Return the listing below word for word.

[Some records]
+===+
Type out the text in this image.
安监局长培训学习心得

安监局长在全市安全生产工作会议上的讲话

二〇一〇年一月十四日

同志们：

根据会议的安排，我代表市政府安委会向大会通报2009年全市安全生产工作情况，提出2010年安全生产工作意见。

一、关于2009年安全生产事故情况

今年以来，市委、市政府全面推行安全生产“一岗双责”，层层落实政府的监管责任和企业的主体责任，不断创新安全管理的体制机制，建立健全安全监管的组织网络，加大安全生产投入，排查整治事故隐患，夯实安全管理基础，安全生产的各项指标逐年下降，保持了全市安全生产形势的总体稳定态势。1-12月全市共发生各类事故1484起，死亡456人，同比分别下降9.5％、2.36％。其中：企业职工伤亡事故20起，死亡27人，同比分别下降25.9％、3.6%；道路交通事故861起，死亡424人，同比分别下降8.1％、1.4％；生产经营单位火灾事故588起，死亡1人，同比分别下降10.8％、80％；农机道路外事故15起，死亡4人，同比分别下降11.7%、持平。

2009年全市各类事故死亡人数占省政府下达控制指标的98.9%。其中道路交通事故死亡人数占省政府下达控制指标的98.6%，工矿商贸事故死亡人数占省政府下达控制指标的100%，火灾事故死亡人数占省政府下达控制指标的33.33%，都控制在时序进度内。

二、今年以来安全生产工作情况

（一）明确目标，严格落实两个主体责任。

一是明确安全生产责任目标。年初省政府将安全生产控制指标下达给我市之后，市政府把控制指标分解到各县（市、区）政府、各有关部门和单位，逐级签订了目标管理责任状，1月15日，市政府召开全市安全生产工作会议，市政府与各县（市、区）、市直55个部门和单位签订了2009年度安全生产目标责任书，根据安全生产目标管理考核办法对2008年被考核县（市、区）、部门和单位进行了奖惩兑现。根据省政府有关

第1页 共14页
+===+
■ **RESULT FOR THIS TASK**
Type out the text in this image.
安监局长培训学习心得

安监局长在全市安全生产工作会议上的讲话

二〇一〇年一月十四日

同志们：

根据会议的安排，我代表市政府安委会向大会通报2009年全市安全生产工作情况，提出2010年安全生产工作意见。

一、关于2009年安全生产事故情况

今年以来，市委、市政府全面推行安全生产“一岗双责”，层层落实政府的监管责任和企业的主体责任，不断创新安全管理的体制机制，建立健全安全监管的组织网络，加大安全生产投入，排查整治事故隐患，夯实安全管理基础，安全生产的各项指标逐年下降，保持了全市安全生产形势的总体稳定态势。1-12月全市共发生各类事故1484起，死亡456人，同比分别下降9.5％、2.36％。其中：企业职工伤亡事故20起，死亡27人，同比分别下降25.9％、3.6%；道路交通事故861起，死亡424人，同比分别下降8.1％、1.4％；生产经营单位火灾事故588起，死亡1人，同比分别下降10.8％、80％；农机道路外事故15起，死亡4人，同比分别下降11.7%、持平。

2009年全市各类事故死亡人数占省政府下达控制指标的98.9%。其中道路交通事故死亡人数占省政府下达控制指标的98.6%，工矿商贸事故死亡人数占省政府下达控制指标的100%，火灾事故死亡人数占省政府下达控制指标的33.33%，都控制在时序进度内。

二、今年以来安全生产工作情况

（一）明确目标，严格落实两个主体责任。

一是明确安全生产责任目标。年初省政府将安全生产控制指标下达给我市之后，市政府把控制指标分解到各县（市、区）政府、各有关部门和单位，逐级签订了目标管理责任状，1月15日，市政府召开全市安全生产工作会议，市政府与各县（市、区）、市直55个部门和单位签订了2009年度安全生产目标责任书，根据安全生产目标管理考核办法对2008年被考核县（市、区）、部门和单位进行了奖惩兑现。根据省政府有关

第1页 共14页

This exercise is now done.